(Collection entries)
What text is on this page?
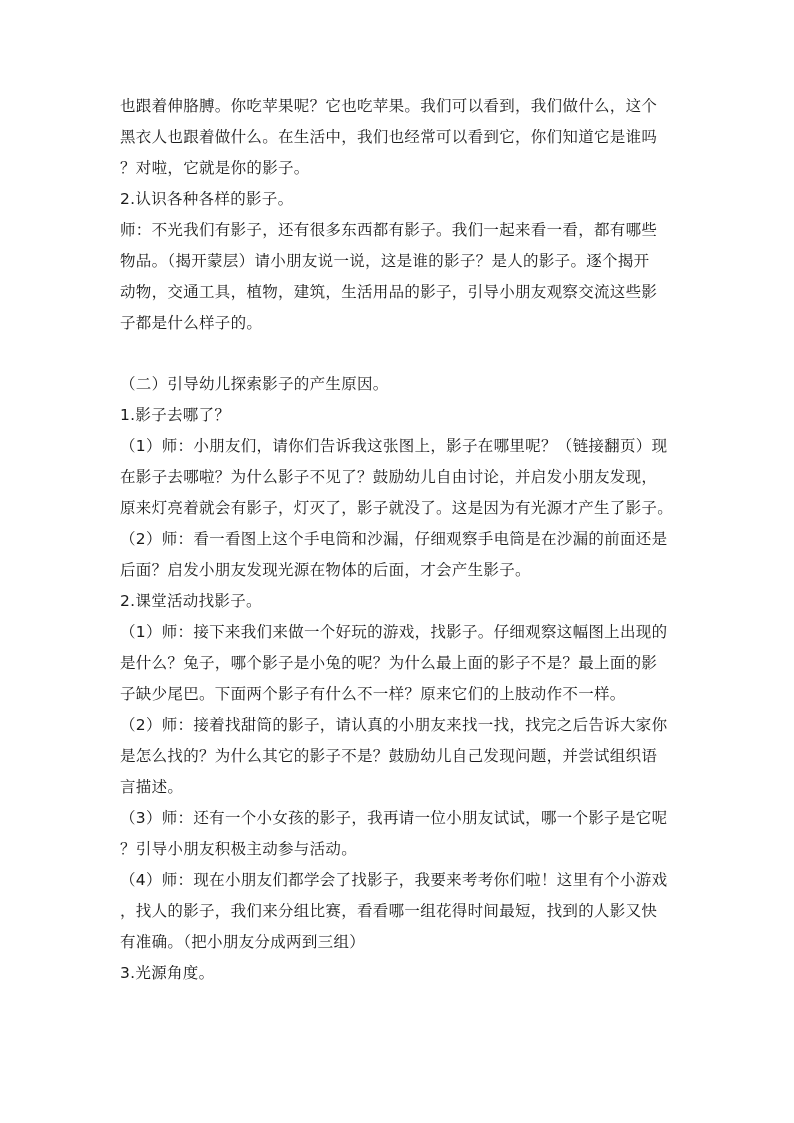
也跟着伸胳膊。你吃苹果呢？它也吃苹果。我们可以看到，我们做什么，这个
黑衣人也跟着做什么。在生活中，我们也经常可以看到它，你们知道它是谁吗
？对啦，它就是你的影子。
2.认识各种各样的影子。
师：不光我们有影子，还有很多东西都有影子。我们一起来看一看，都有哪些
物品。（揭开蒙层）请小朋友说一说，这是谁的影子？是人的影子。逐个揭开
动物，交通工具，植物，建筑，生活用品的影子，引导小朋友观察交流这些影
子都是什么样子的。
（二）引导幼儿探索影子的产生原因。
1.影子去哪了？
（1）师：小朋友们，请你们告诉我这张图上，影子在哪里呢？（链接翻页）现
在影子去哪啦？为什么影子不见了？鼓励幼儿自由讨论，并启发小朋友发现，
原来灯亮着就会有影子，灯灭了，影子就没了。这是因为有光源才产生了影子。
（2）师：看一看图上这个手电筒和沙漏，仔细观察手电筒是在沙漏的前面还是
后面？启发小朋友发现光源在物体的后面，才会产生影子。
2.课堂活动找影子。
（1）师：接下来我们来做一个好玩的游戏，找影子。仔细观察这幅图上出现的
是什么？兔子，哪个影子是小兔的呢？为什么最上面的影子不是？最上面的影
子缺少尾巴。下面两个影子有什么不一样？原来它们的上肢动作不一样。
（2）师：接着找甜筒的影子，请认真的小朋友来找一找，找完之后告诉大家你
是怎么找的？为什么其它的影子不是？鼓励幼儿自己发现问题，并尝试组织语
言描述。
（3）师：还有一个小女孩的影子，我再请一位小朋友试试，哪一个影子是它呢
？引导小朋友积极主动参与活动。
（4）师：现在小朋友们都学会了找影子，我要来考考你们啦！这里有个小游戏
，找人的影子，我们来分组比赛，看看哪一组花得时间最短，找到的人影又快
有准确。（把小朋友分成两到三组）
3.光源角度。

---

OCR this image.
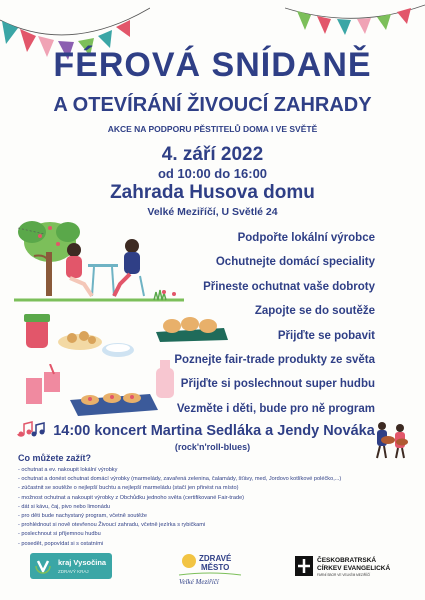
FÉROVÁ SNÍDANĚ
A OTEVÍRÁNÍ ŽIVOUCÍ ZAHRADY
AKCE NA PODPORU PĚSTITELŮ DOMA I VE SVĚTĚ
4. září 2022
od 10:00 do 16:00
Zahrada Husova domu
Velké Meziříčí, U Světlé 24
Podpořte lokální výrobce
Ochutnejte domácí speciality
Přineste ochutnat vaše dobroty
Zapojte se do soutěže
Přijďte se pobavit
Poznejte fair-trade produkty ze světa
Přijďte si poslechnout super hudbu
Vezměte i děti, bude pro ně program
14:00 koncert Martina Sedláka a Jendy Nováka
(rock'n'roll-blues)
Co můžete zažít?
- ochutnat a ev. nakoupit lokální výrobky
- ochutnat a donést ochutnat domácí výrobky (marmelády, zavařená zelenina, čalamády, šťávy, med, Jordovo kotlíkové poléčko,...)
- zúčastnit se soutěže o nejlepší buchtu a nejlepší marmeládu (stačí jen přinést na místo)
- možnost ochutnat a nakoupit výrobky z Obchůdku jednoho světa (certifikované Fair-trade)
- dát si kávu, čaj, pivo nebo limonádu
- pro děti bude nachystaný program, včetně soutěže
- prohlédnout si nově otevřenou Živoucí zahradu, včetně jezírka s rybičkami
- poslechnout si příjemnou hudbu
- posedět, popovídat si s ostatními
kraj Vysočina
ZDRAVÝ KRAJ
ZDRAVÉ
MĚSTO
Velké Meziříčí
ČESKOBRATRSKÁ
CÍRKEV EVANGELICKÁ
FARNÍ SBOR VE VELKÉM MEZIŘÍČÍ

---

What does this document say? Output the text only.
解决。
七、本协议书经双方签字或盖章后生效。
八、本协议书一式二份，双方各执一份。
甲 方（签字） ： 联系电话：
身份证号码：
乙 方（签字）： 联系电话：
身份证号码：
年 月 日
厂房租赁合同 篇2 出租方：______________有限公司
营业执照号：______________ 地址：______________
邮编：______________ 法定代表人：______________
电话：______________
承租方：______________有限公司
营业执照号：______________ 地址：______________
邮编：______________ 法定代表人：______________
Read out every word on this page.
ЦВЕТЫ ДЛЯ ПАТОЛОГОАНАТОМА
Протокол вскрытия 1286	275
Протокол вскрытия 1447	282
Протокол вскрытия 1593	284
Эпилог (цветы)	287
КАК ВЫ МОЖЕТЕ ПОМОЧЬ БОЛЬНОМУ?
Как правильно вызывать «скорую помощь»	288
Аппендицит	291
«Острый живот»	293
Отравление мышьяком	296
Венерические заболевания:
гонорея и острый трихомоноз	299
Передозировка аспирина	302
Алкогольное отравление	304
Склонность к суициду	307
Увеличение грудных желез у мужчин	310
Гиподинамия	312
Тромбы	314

Stated problem => Copy each line of the records above that carries the word "trade".

Exercise output =>
Poznejte fair-trade produkty ze světa
- možnost ochutnat a nakoupit výrobky z Obchůdku jednoho světa (certifikované Fair-trade)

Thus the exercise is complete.